GOAL: Output the entries word for word. Omit images.

RECORDS SHOWN:
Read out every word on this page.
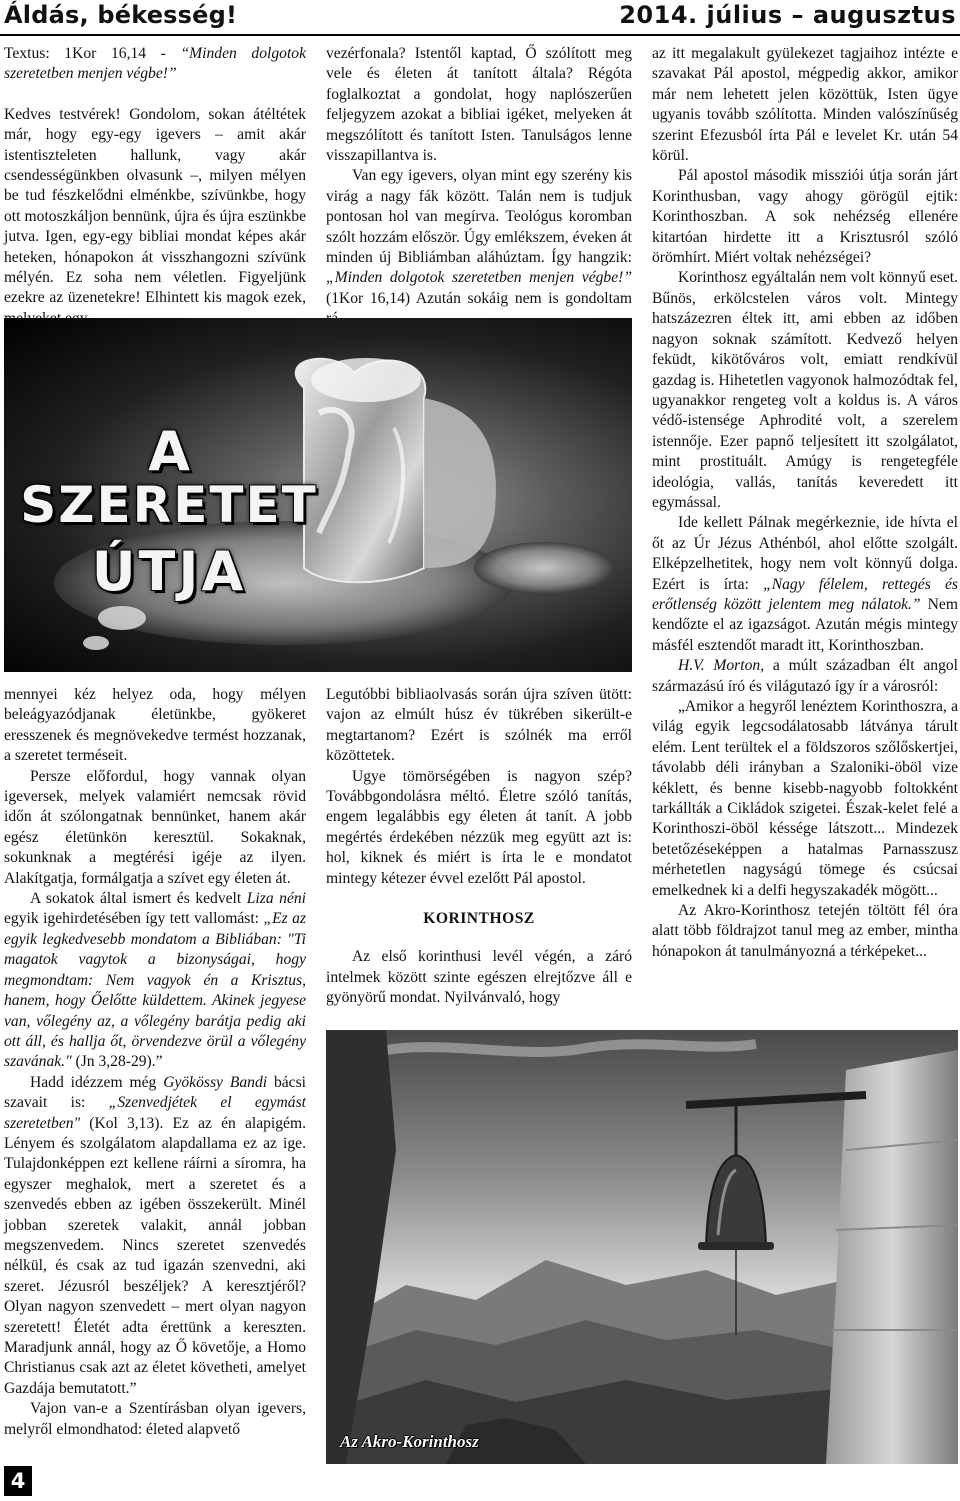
Áldás, békesség!	2014. július – augusztus

Textus: 1Kor 16,14 - “Minden dolgotok szeretetben menjen végbe!”

Kedves testvérek! Gondolom, sokan átéltétek már, hogy egy-egy igevers – amit akár istentiszteleten hallunk, vagy akár csendességünkben olvasunk –, milyen mélyen be tud fészkelődni elménkbe, szívünkbe, hogy ott motoszkáljon bennünk, újra és újra eszünkbe jutva. Igen, egy-egy bibliai mondat képes akár heteken, hónapokon át visszhangozni szívünk mélyén. Ez soha nem véletlen. Figyeljünk ezekre az üzenetekre! Elhintett kis magok ezek,

vezérfonala? Istentől kaptad, Ő szólított meg vele és életen át tanított általa? Régóta foglalkoztat a gondolat, hogy naplószerűen feljegyzem azokat a bibliai igéket, melyeken át megszólított és tanított Isten. Tanulságos lenne visszapillantva is.

Van egy igevers, olyan mint egy szerény kis virág a nagy fák között. Talán nem is tudjuk pontosan hol van megírva. Teológus koromban szólt hozzám először. Úgy emlékszem, éveken át minden új Bibliámban aláhúztam. Így hangzik: „Minden dolgotok szeretetben menjen végbe!” (1Kor 16,14) Azután sokáig nem is gondoltam

A
SZERETET
ÚTJA

mennyei kéz helyez oda, hogy mélyen beleágyazódjanak életünkbe, gyökeret eresszenek és megnövekedve termést hozzanak, a szeretet terméseit.

Persze előfordul, hogy vannak olyan igeversek, melyek valamiért nemcsak rövid időn át szólongatnak bennünket, hanem akár egész életünkön keresztül. Sokaknak, sokunknak a megtérési igéje az ilyen. Alakítgatja, formálgatja a szívet egy életen át.

A sokatok által ismert és kedvelt Liza néni egyik igehirdetésében így tett vallomást: „Ez az egyik legkedvesebb mondatom a Bibliában: "Ti magatok vagytok a bizonyságai, hogy megmondtam: Nem vagyok én a Krisztus, hanem, hogy Őelőtte küldettem. Akinek jegyese van, vőlegény az, a vőlegény barátja pedig aki ott áll, és hallja őt, örvendezve örül a vőlegény szavának." (Jn 3,28-29).”

Hadd idézzem még Gyökössy Bandi bácsi szavait is: „Szenvedjétek el egymást szeretetben" (Kol 3,13). Ez az én alapigém. Lényem és szolgálatom alapdallama ez az ige. Tulajdonképpen ezt kellene ráírni a síromra, ha egyszer meghalok, mert a szeretet és a szenvedés ebben az igében összekerült. Minél jobban szeretek valakit, annál jobban megszenvedem. Nincs szeretet szenvedés nélkül, és csak az tud igazán szenvedni, aki szeret. Jézusról beszéljek? A keresztjéről? Olyan nagyon szenvedett – mert olyan nagyon szeretett! Életét adta érettünk a kereszten. Maradjunk annál, hogy az Ő követője, a Homo Christianus csak azt az életet követheti, amelyet Gazdája bemutatott.”

Vajon van-e a Szentírásban olyan igevers, melyről elmondhatod: életed alapvető

Legutóbbi bibliaolvasás során újra szíven ütött: vajon az elmúlt húsz év tükrében sikerült-e megtartanom? Ezért is szólnék ma erről közöttetek.

Ugye tömörségében is nagyon szép? Továbbgondolásra méltó. Életre szóló tanítás, engem legalábbis egy életen át tanít. A jobb megértés érdekében nézzük meg együtt azt is: hol, kiknek és miért is írta le e mondatot mintegy kétezer évvel ezelőtt Pál apostol.

KORINTHOSZ

Az első korinthusi levél végén, a záró intelmek között szinte egészen elrejtőzve áll e gyönyörű mondat. Nyilvánvaló, hogy

az itt megalakult gyülekezet tagjaihoz intézte e szavakat Pál apostol, mégpedig akkor, amikor már nem lehetett jelen közöttük, Isten ügye ugyanis tovább szólította. Minden valószínűség szerint Efezusból írta Pál e levelet Kr. után 54 körül.

Pál apostol második missziói útja során járt Korinthusban, vagy ahogy görögül ejtik: Korinthoszban. A sok nehézség ellenére kitartóan hirdette itt a Krisztusról szóló örömhírt. Miért voltak nehézségei?

Korinthosz egyáltalán nem volt könnyű eset. Bűnös, erkölcstelen város volt. Mintegy hatszázezren éltek itt, ami ebben az időben nagyon soknak számított. Kedvező helyen feküdt, kikötőváros volt, emiatt rendkívül gazdag is. Hihetetlen vagyonok halmozódtak fel, ugyanakkor rengeteg volt a koldus is. A város védő-istensége Aphrodité volt, a szerelem istennője. Ezer papnő teljesített itt szolgálatot, mint prostituált. Amúgy is rengetegféle ideológia, vallás, tanítás keveredett itt egymással.

Ide kellett Pálnak megérkeznie, ide hívta el őt az Úr Jézus Athénból, ahol előtte szolgált. Elképzelhetitek, hogy nem volt könnyű dolga. Ezért is írta: „Nagy félelem, rettegés és erőtlenség között jelentem meg nálatok.” Nem kendőzte el az igazságot. Azután mégis mintegy másfél esztendőt maradt itt, Korinthoszban.

H.V. Morton, a múlt században élt angol származású író és világutazó így ír a városról:

„Amikor a hegyről lenéztem Korinthoszra, a világ egyik legcsodálatosabb látványa tárult elém. Lent terültek el a földszoros szőlőskertjei, távolabb déli irányban a Szaloniki-öböl vize kéklett, és benne kisebb-nagyobb foltokként tarkállták a Cikládok szigetei. Észak-kelet felé a Korinthoszi-öböl késsége látszott... Mindezek betetőzéseképpen a hatalmas Parnasszusz mérhetetlen nagyságú tömege és csúcsai emelkednek ki a delfi hegyszakadék mögött...

Az Akro-Korinthosz tetején töltött fél óra alatt több földrajzot tanul meg az ember, mintha hónapokon át tanulmányozná a térképeket...

Az Akro-Korinthosz
4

THE RESPONSE:
Read out every word on this page.
Áldás, békesség!	2014. július – augusztus

Textus: 1Kor 16,14 - “Minden dolgotok szeretetben menjen végbe!”

Kedves testvérek! Gondolom, sokan átéltétek már, hogy egy-egy igevers – amit akár istentiszteleten hallunk, vagy akár csendességünkben olvasunk –, milyen mélyen be tud fészkelődni elménkbe, szívünkbe, hogy ott motoszkáljon bennünk, újra és újra eszünkbe jutva. Igen, egy-egy bibliai mondat képes akár heteken, hónapokon át visszhangozni szívünk mélyén. Ez soha nem véletlen. Figyeljünk ezekre az üzenetekre! Elhintett kis magok ezek,

vezérfonala? Istentől kaptad, Ő szólított meg vele és életen át tanított általa? Régóta foglalkoztat a gondolat, hogy naplószerűen feljegyzem azokat a bibliai igéket, melyeken át megszólított és tanított Isten. Tanulságos lenne visszapillantva is.

Van egy igevers, olyan mint egy szerény kis virág a nagy fák között. Talán nem is tudjuk pontosan hol van megírva. Teológus koromban szólt hozzám először. Úgy emlékszem, éveken át minden új Bibliámban aláhúztam. Így hangzik: „Minden dolgotok szeretetben menjen végbe!” (1Kor 16,14) Azután sokáig nem is gondoltam

A
SZERETET
ÚTJA

mennyei kéz helyez oda, hogy mélyen beleágyazódjanak életünkbe, gyökeret eresszenek és megnövekedve termést hozzanak, a szeretet terméseit.

Persze előfordul, hogy vannak olyan igeversek, melyek valamiért nemcsak rövid időn át szólongatnak bennünket, hanem akár egész életünkön keresztül. Sokaknak, sokunknak a megtérési igéje az ilyen. Alakítgatja, formálgatja a szívet egy életen át.

A sokatok által ismert és kedvelt Liza néni egyik igehirdetésében így tett vallomást: „Ez az egyik legkedvesebb mondatom a Bibliában: "Ti magatok vagytok a bizonyságai, hogy megmondtam: Nem vagyok én a Krisztus, hanem, hogy Őelőtte küldettem. Akinek jegyese van, vőlegény az, a vőlegény barátja pedig aki ott áll, és hallja őt, örvendezve örül a vőlegény szavának." (Jn 3,28-29).”

Hadd idézzem még Gyökössy Bandi bácsi szavait is: „Szenvedjétek el egymást szeretetben" (Kol 3,13). Ez az én alapigém. Lényem és szolgálatom alapdallama ez az ige. Tulajdonképpen ezt kellene ráírni a síromra, ha egyszer meghalok, mert a szeretet és a szenvedés ebben az igében összekerült. Minél jobban szeretek valakit, annál jobban megszenvedem. Nincs szeretet szenvedés nélkül, és csak az tud igazán szenvedni, aki szeret. Jézusról beszéljek? A keresztjéről? Olyan nagyon szenvedett – mert olyan nagyon szeretett! Életét adta érettünk a kereszten. Maradjunk annál, hogy az Ő követője, a Homo Christianus csak azt az életet követheti, amelyet Gazdája bemutatott.”

Vajon van-e a Szentírásban olyan igevers, melyről elmondhatod: életed alapvető

Legutóbbi bibliaolvasás során újra szíven ütött: vajon az elmúlt húsz év tükrében sikerült-e megtartanom? Ezért is szólnék ma erről közöttetek.

Ugye tömörségében is nagyon szép? Továbbgondolásra méltó. Életre szóló tanítás, engem legalábbis egy életen át tanít. A jobb megértés érdekében nézzük meg együtt azt is: hol, kiknek és miért is írta le e mondatot mintegy kétezer évvel ezelőtt Pál apostol.

KORINTHOSZ

Az első korinthusi levél végén, a záró intelmek között szinte egészen elrejtőzve áll e gyönyörű mondat. Nyilvánvaló, hogy

az itt megalakult gyülekezet tagjaihoz intézte e szavakat Pál apostol, mégpedig akkor, amikor már nem lehetett jelen közöttük, Isten ügye ugyanis tovább szólította. Minden valószínűség szerint Efezusból írta Pál e levelet Kr. után 54 körül.

Pál apostol második missziói útja során járt Korinthusban, vagy ahogy görögül ejtik: Korinthoszban. A sok nehézség ellenére kitartóan hirdette itt a Krisztusról szóló örömhírt. Miért voltak nehézségei?

Korinthosz egyáltalán nem volt könnyű eset. Bűnös, erkölcstelen város volt. Mintegy hatszázezren éltek itt, ami ebben az időben nagyon soknak számított. Kedvező helyen feküdt, kikötőváros volt, emiatt rendkívül gazdag is. Hihetetlen vagyonok halmozódtak fel, ugyanakkor rengeteg volt a koldus is. A város védő-istensége Aphrodité volt, a szerelem istennője. Ezer papnő teljesített itt szolgálatot, mint prostituált. Amúgy is rengetegféle ideológia, vallás, tanítás keveredett itt egymással.

Ide kellett Pálnak megérkeznie, ide hívta el őt az Úr Jézus Athénból, ahol előtte szolgált. Elképzelhetitek, hogy nem volt könnyű dolga. Ezért is írta: „Nagy félelem, rettegés és erőtlenség között jelentem meg nálatok.” Nem kendőzte el az igazságot. Azután mégis mintegy másfél esztendőt maradt itt, Korinthoszban.

H.V. Morton, a múlt században élt angol származású író és világutazó így ír a városról:

„Amikor a hegyről lenéztem Korinthoszra, a világ egyik legcsodálatosabb látványa tárult elém. Lent terültek el a földszoros szőlőskertjei, távolabb déli irányban a Szaloniki-öböl vize kéklett, és benne kisebb-nagyobb foltokként tarkállták a Cikládok szigetei. Észak-kelet felé a Korinthoszi-öböl késsége látszott... Mindezek betetőzéseképpen a hatalmas Parnasszusz mérhetetlen nagyságú tömege és csúcsai emelkednek ki a delfi hegyszakadék mögött...

Az Akro-Korinthosz tetején töltött fél óra alatt több földrajzot tanul meg az ember, mintha hónapokon át tanulmányozná a térképeket...

Az Akro-Korinthosz
4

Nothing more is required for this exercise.